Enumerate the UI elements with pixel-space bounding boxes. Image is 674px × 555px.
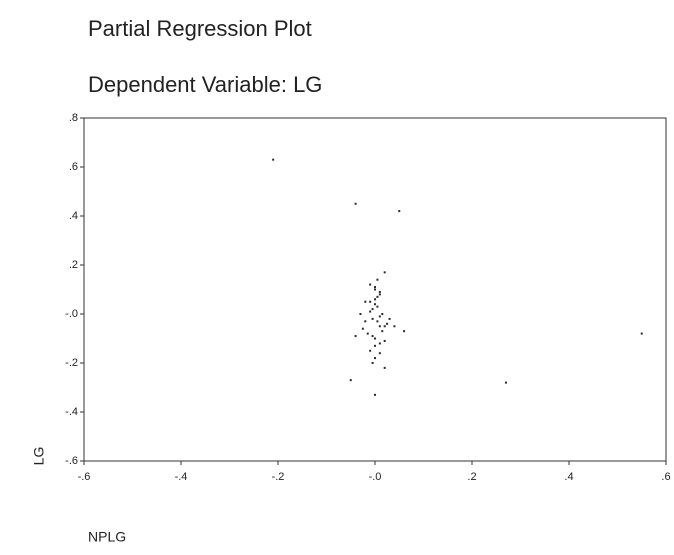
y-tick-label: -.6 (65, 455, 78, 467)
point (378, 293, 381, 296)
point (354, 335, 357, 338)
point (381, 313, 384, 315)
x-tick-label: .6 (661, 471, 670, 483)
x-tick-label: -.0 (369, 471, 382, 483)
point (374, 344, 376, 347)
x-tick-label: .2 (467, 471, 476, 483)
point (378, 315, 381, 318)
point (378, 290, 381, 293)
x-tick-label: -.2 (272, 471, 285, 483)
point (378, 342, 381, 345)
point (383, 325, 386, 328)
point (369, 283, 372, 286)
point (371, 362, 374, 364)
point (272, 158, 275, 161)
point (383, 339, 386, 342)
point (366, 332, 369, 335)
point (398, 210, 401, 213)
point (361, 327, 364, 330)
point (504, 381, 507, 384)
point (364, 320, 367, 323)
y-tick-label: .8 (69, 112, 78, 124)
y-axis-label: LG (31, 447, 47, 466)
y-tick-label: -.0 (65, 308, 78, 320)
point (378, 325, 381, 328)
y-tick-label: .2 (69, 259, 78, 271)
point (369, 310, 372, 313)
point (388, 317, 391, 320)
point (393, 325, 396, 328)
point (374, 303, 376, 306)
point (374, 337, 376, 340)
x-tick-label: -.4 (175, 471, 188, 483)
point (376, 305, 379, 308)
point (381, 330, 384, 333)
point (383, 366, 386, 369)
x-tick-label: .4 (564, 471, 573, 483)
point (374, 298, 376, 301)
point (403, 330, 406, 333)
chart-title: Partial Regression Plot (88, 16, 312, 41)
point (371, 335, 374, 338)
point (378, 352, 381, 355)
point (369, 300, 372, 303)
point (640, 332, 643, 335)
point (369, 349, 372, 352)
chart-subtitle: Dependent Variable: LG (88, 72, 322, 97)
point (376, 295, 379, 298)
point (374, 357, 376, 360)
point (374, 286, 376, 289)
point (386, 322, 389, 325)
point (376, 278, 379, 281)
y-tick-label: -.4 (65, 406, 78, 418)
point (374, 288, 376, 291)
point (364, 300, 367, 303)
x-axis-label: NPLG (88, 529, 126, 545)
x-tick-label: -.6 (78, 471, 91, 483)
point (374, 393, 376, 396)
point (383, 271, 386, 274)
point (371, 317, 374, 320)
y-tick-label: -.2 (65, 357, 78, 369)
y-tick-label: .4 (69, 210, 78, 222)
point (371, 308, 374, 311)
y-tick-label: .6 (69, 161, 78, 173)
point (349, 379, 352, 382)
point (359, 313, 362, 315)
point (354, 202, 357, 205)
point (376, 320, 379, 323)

-.-.-

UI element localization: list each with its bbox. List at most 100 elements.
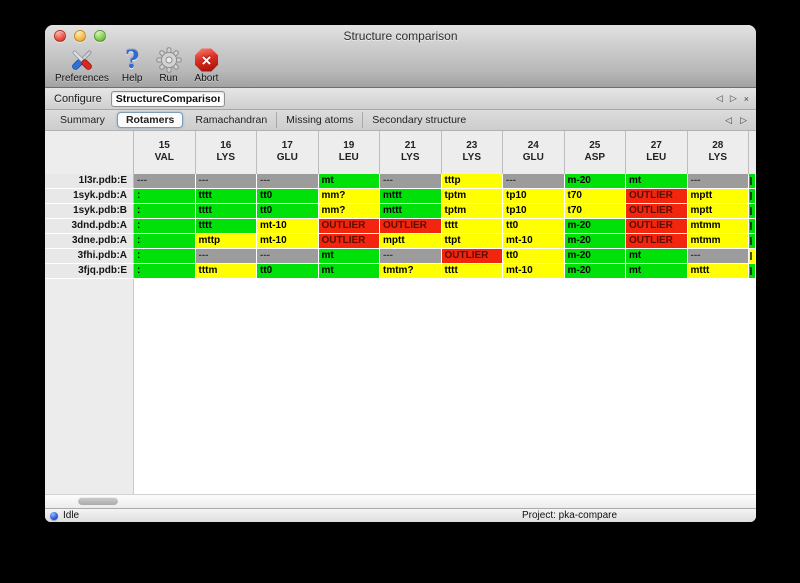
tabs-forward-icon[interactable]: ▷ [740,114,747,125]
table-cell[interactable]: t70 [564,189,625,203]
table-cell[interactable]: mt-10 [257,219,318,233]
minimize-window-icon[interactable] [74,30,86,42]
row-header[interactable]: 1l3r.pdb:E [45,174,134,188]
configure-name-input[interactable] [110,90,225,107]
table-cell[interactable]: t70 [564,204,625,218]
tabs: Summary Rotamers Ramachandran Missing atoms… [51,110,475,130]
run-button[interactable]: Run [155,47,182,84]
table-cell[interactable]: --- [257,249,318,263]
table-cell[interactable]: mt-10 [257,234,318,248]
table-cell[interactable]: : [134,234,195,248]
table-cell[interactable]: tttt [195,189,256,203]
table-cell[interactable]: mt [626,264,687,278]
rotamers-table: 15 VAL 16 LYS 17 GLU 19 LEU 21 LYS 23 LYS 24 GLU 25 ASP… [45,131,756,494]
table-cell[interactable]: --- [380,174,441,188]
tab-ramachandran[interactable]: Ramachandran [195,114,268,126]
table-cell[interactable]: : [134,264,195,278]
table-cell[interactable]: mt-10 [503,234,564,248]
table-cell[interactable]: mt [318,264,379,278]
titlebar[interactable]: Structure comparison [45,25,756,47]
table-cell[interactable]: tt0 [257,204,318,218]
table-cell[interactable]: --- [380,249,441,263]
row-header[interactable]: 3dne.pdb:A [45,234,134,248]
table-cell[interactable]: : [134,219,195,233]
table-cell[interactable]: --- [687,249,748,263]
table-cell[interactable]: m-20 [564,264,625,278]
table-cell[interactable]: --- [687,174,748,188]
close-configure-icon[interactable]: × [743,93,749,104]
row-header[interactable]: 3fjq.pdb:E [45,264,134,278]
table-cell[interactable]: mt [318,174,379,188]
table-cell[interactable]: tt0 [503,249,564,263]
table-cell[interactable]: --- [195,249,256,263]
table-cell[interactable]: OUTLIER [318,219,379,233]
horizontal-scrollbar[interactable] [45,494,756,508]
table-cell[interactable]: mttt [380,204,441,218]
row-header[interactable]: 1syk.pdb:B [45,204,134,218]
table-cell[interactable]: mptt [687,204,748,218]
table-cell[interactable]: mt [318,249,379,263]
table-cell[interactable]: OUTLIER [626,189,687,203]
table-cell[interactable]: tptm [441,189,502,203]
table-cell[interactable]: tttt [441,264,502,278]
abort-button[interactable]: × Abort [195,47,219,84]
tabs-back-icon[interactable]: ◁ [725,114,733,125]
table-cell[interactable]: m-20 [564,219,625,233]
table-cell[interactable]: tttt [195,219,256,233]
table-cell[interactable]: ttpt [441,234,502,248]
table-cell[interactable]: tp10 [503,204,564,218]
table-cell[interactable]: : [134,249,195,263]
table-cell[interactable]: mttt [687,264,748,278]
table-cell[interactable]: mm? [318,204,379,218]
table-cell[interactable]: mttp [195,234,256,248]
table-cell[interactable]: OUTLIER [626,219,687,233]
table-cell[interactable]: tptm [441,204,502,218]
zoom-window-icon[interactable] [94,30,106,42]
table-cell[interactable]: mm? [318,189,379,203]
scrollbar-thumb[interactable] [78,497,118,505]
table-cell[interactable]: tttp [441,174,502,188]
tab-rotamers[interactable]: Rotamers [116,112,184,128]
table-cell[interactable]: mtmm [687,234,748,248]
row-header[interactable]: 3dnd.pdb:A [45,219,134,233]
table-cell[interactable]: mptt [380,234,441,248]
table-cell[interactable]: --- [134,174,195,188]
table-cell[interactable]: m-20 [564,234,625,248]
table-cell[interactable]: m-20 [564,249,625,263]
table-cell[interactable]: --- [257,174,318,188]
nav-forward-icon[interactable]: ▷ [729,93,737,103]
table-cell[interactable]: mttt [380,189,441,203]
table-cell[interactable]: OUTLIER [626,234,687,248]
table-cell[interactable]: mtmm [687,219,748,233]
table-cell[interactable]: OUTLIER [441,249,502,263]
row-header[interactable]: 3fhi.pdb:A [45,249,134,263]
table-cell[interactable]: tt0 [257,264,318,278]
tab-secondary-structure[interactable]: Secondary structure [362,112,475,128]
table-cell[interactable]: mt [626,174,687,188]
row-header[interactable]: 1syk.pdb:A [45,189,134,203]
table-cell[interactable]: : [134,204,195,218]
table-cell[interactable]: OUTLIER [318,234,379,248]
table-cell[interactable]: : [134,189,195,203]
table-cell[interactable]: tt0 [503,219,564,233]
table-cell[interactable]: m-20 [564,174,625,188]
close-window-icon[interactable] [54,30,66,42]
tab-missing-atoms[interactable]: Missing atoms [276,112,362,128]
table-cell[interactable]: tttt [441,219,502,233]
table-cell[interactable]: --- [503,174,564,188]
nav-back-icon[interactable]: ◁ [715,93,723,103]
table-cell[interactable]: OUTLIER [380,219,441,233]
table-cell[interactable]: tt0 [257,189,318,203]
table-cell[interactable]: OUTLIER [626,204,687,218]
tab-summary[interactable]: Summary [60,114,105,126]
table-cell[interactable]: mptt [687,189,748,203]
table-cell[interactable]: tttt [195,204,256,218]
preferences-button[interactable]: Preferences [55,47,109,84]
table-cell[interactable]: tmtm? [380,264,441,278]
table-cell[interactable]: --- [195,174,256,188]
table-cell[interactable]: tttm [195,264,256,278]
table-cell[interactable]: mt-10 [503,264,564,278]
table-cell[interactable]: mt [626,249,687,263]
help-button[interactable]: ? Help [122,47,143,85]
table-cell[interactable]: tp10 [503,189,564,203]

-.-.-

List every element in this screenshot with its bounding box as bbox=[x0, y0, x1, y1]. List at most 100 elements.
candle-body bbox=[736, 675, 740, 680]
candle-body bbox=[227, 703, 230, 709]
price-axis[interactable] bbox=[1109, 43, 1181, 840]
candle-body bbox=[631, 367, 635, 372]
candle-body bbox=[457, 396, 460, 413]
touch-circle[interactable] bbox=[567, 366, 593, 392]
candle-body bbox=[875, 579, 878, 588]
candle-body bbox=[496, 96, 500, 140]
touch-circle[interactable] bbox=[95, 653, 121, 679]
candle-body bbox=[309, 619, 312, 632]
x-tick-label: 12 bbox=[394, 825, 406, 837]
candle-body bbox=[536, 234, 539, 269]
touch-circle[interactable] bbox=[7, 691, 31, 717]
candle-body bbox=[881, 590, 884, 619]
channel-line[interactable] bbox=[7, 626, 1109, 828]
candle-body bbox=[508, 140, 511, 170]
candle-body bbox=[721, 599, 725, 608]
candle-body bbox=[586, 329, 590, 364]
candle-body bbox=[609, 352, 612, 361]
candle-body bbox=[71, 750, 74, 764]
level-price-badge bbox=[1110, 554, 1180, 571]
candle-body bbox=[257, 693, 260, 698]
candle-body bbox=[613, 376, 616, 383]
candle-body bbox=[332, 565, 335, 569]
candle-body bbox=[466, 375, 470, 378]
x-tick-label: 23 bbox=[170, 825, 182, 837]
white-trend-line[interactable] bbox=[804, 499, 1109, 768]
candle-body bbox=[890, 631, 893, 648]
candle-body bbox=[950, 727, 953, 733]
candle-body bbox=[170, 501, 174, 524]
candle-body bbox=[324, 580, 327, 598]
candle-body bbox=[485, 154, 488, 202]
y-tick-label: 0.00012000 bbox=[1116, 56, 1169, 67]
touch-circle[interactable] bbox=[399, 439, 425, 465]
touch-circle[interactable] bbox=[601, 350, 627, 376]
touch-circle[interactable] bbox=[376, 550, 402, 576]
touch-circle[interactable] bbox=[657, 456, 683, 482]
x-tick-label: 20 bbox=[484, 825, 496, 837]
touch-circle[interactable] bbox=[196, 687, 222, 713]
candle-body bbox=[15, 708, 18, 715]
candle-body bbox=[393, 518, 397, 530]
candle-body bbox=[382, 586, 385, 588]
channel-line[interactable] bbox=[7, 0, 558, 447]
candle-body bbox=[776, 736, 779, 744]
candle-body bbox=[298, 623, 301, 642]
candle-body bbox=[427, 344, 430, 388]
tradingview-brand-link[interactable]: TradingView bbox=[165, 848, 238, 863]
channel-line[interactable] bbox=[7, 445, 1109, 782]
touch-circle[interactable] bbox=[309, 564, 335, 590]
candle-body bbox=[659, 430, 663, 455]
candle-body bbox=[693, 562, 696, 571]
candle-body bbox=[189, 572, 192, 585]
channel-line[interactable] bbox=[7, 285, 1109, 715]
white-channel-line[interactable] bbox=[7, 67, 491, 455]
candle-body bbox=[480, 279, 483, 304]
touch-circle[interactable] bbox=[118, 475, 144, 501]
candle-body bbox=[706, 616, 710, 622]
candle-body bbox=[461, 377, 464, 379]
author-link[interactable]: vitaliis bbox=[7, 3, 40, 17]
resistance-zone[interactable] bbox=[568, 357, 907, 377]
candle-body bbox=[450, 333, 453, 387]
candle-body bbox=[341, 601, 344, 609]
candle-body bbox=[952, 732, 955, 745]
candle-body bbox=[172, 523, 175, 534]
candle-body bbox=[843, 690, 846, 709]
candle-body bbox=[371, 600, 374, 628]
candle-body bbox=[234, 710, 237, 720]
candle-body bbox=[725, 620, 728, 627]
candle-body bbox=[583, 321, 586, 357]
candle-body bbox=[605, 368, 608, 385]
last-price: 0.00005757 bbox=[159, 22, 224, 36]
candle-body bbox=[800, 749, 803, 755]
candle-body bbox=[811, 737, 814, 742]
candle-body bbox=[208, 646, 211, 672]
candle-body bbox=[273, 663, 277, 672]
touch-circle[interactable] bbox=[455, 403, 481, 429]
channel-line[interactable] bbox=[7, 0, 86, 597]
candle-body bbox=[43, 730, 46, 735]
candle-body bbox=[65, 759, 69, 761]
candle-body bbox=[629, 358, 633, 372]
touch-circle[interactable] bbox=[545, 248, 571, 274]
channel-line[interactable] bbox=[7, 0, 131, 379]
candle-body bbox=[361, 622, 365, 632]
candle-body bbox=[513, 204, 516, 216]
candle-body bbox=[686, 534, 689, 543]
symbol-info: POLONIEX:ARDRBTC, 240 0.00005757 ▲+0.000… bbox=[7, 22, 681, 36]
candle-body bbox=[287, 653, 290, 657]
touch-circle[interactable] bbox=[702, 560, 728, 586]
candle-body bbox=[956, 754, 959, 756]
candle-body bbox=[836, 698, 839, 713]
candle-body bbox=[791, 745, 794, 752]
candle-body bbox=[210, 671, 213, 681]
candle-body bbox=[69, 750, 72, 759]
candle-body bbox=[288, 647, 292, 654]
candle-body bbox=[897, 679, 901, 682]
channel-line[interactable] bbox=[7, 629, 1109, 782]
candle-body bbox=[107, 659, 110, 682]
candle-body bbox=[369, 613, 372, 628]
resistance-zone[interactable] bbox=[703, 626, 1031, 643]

-.-.-

In the third block of entries above, print everything from the line containing "List every element" down to the line containing "candle-body bbox=[382, 586, 385, 588]", both included, copying each line exactly.

List every element in this screenshot with its bounding box as bbox=[x0, y0, x1, y1]. List at most 100 elements.
candle-body bbox=[736, 675, 740, 680]
candle-body bbox=[227, 703, 230, 709]
price-axis[interactable] bbox=[1109, 43, 1181, 840]
candle-body bbox=[631, 367, 635, 372]
candle-body bbox=[457, 396, 460, 413]
touch-circle[interactable] bbox=[567, 366, 593, 392]
candle-body bbox=[875, 579, 878, 588]
candle-body bbox=[496, 96, 500, 140]
touch-circle[interactable] bbox=[95, 653, 121, 679]
candle-body bbox=[309, 619, 312, 632]
x-tick-label: 12 bbox=[394, 825, 406, 837]
candle-body bbox=[536, 234, 539, 269]
touch-circle[interactable] bbox=[7, 691, 31, 717]
candle-body bbox=[881, 590, 884, 619]
channel-line[interactable] bbox=[7, 626, 1109, 828]
candle-body bbox=[508, 140, 511, 170]
candle-body bbox=[721, 599, 725, 608]
candle-body bbox=[586, 329, 590, 364]
candle-body bbox=[609, 352, 612, 361]
candle-body bbox=[71, 750, 74, 764]
level-price-badge bbox=[1110, 554, 1180, 571]
candle-body bbox=[257, 693, 260, 698]
candle-body bbox=[613, 376, 616, 383]
candle-body bbox=[332, 565, 335, 569]
candle-body bbox=[466, 375, 470, 378]
x-tick-label: 23 bbox=[170, 825, 182, 837]
white-trend-line[interactable] bbox=[804, 499, 1109, 768]
candle-body bbox=[890, 631, 893, 648]
candle-body bbox=[950, 727, 953, 733]
candle-body bbox=[170, 501, 174, 524]
candle-body bbox=[324, 580, 327, 598]
candle-body bbox=[485, 154, 488, 202]
y-tick-label: 0.00012000 bbox=[1116, 56, 1169, 67]
touch-circle[interactable] bbox=[399, 439, 425, 465]
touch-circle[interactable] bbox=[601, 350, 627, 376]
touch-circle[interactable] bbox=[376, 550, 402, 576]
touch-circle[interactable] bbox=[657, 456, 683, 482]
x-tick-label: 20 bbox=[484, 825, 496, 837]
touch-circle[interactable] bbox=[196, 687, 222, 713]
candle-body bbox=[15, 708, 18, 715]
candle-body bbox=[393, 518, 397, 530]
candle-body bbox=[382, 586, 385, 588]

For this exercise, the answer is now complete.